GOAL => Every line of the material is to be quoted verbatim, minus the pictures.

DATA TO USE =>
——————————

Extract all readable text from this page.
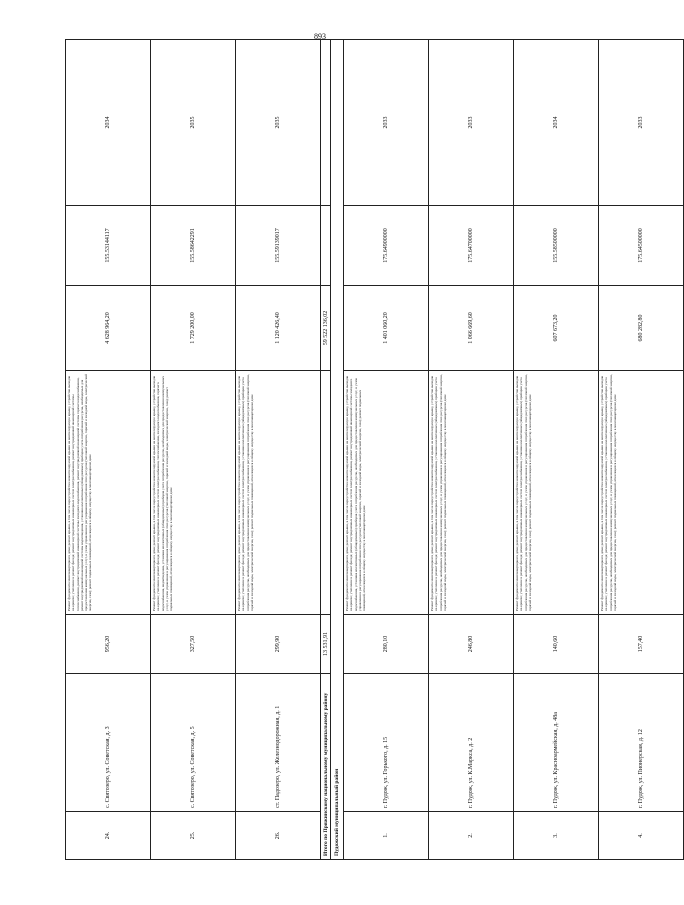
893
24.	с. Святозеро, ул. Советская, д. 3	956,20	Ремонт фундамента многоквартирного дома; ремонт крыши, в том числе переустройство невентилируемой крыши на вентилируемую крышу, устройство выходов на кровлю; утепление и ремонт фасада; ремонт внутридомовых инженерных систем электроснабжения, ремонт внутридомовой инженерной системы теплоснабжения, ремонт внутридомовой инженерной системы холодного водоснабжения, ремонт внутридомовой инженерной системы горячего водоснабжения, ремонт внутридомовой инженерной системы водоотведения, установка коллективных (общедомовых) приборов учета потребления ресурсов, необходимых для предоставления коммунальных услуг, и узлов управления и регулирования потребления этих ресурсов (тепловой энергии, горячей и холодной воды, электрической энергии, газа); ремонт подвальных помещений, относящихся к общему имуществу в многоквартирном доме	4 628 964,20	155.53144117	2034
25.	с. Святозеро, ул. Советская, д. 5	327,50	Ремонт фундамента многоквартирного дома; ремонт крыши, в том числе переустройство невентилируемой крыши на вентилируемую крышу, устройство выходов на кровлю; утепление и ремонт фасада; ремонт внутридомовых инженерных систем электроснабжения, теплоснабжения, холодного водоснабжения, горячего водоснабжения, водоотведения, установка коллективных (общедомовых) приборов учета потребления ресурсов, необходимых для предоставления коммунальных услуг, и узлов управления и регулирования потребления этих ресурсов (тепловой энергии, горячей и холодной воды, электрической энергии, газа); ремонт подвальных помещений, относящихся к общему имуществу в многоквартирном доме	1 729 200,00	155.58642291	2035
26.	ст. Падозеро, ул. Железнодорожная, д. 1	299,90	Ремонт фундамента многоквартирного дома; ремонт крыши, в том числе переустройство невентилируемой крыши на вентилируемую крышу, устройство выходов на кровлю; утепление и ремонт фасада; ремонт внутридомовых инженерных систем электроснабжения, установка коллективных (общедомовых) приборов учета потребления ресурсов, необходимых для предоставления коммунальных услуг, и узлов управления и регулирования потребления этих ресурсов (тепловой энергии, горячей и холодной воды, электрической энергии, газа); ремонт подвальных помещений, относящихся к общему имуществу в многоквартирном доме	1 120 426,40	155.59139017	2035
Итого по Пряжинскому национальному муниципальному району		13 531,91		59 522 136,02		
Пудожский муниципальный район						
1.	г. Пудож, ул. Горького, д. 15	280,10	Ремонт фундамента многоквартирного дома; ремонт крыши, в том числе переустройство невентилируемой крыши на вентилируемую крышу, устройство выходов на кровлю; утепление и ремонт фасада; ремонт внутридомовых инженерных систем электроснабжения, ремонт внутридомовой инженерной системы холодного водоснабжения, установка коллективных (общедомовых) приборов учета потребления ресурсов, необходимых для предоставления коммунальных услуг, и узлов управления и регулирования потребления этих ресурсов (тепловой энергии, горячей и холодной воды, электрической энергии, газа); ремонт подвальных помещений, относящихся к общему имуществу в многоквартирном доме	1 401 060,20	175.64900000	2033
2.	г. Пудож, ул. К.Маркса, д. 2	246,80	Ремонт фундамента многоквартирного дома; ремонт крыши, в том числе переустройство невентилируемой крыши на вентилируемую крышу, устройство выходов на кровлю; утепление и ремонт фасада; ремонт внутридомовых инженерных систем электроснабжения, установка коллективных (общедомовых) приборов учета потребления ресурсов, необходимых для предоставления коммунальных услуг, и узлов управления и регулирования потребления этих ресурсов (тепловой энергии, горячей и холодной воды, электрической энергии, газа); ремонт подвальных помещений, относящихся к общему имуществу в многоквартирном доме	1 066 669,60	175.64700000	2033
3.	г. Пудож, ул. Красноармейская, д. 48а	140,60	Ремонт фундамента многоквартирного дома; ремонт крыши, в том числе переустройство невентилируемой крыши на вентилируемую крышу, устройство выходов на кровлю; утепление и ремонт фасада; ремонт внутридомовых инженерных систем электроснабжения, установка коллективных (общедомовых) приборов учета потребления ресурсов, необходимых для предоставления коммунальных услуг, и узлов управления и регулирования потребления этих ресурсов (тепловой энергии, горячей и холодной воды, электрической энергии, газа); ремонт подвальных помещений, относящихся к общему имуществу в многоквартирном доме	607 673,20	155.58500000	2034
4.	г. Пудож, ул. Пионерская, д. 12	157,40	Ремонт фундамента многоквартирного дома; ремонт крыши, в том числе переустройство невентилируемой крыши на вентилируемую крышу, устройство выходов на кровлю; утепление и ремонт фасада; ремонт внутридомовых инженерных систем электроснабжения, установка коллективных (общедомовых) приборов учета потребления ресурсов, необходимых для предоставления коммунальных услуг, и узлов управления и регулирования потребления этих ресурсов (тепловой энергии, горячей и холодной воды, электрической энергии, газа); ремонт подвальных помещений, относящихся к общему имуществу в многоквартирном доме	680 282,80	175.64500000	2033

——————————

SOLUTION =>
Extract all readable text from this page.
893
24.	с. Святозеро, ул. Советская, д. 3	956,20	Ремонт фундамента многоквартирного дома; ремонт крыши, в том числе переустройство невентилируемой крыши на вентилируемую крышу, устройство выходов на кровлю; утепление и ремонт фасада; ремонт внутридомовых инженерных систем электроснабжения, ремонт внутридомовой инженерной системы теплоснабжения, ремонт внутридомовой инженерной системы холодного водоснабжения, ремонт внутридомовой инженерной системы горячего водоснабжения, ремонт внутридомовой инженерной системы водоотведения, установка коллективных (общедомовых) приборов учета потребления ресурсов, необходимых для предоставления коммунальных услуг, и узлов управления и регулирования потребления этих ресурсов (тепловой энергии, горячей и холодной воды, электрической энергии, газа); ремонт подвальных помещений, относящихся к общему имуществу в многоквартирном доме	4 628 964,20	155.53144117	2034
25.	с. Святозеро, ул. Советская, д. 5	327,50	Ремонт фундамента многоквартирного дома; ремонт крыши, в том числе переустройство невентилируемой крыши на вентилируемую крышу, устройство выходов на кровлю; утепление и ремонт фасада; ремонт внутридомовых инженерных систем электроснабжения, теплоснабжения, холодного водоснабжения, горячего водоснабжения, водоотведения, установка коллективных (общедомовых) приборов учета потребления ресурсов, необходимых для предоставления коммунальных услуг, и узлов управления и регулирования потребления этих ресурсов (тепловой энергии, горячей и холодной воды, электрической энергии, газа); ремонт подвальных помещений, относящихся к общему имуществу в многоквартирном доме	1 729 200,00	155.58642291	2035
26.	ст. Падозеро, ул. Железнодорожная, д. 1	299,90	Ремонт фундамента многоквартирного дома; ремонт крыши, в том числе переустройство невентилируемой крыши на вентилируемую крышу, устройство выходов на кровлю; утепление и ремонт фасада; ремонт внутридомовых инженерных систем электроснабжения, установка коллективных (общедомовых) приборов учета потребления ресурсов, необходимых для предоставления коммунальных услуг, и узлов управления и регулирования потребления этих ресурсов (тепловой энергии, горячей и холодной воды, электрической энергии, газа); ремонт подвальных помещений, относящихся к общему имуществу в многоквартирном доме	1 120 426,40	155.59139017	2035
Итого по Пряжинскому национальному муниципальному району		13 531,91		59 522 136,02		
Пудожский муниципальный район						
1.	г. Пудож, ул. Горького, д. 15	280,10	Ремонт фундамента многоквартирного дома; ремонт крыши, в том числе переустройство невентилируемой крыши на вентилируемую крышу, устройство выходов на кровлю; утепление и ремонт фасада; ремонт внутридомовых инженерных систем электроснабжения, ремонт внутридомовой инженерной системы холодного водоснабжения, установка коллективных (общедомовых) приборов учета потребления ресурсов, необходимых для предоставления коммунальных услуг, и узлов управления и регулирования потребления этих ресурсов (тепловой энергии, горячей и холодной воды, электрической энергии, газа); ремонт подвальных помещений, относящихся к общему имуществу в многоквартирном доме	1 401 060,20	175.64900000	2033
2.	г. Пудож, ул. К.Маркса, д. 2	246,80	Ремонт фундамента многоквартирного дома; ремонт крыши, в том числе переустройство невентилируемой крыши на вентилируемую крышу, устройство выходов на кровлю; утепление и ремонт фасада; ремонт внутридомовых инженерных систем электроснабжения, установка коллективных (общедомовых) приборов учета потребления ресурсов, необходимых для предоставления коммунальных услуг, и узлов управления и регулирования потребления этих ресурсов (тепловой энергии, горячей и холодной воды, электрической энергии, газа); ремонт подвальных помещений, относящихся к общему имуществу в многоквартирном доме	1 066 669,60	175.64700000	2033
3.	г. Пудож, ул. Красноармейская, д. 48а	140,60	Ремонт фундамента многоквартирного дома; ремонт крыши, в том числе переустройство невентилируемой крыши на вентилируемую крышу, устройство выходов на кровлю; утепление и ремонт фасада; ремонт внутридомовых инженерных систем электроснабжения, установка коллективных (общедомовых) приборов учета потребления ресурсов, необходимых для предоставления коммунальных услуг, и узлов управления и регулирования потребления этих ресурсов (тепловой энергии, горячей и холодной воды, электрической энергии, газа); ремонт подвальных помещений, относящихся к общему имуществу в многоквартирном доме	607 673,20	155.58500000	2034
4.	г. Пудож, ул. Пионерская, д. 12	157,40	Ремонт фундамента многоквартирного дома; ремонт крыши, в том числе переустройство невентилируемой крыши на вентилируемую крышу, устройство выходов на кровлю; утепление и ремонт фасада; ремонт внутридомовых инженерных систем электроснабжения, установка коллективных (общедомовых) приборов учета потребления ресурсов, необходимых для предоставления коммунальных услуг, и узлов управления и регулирования потребления этих ресурсов (тепловой энергии, горячей и холодной воды, электрической энергии, газа); ремонт подвальных помещений, относящихся к общему имуществу в многоквартирном доме	680 282,80	175.64500000	2033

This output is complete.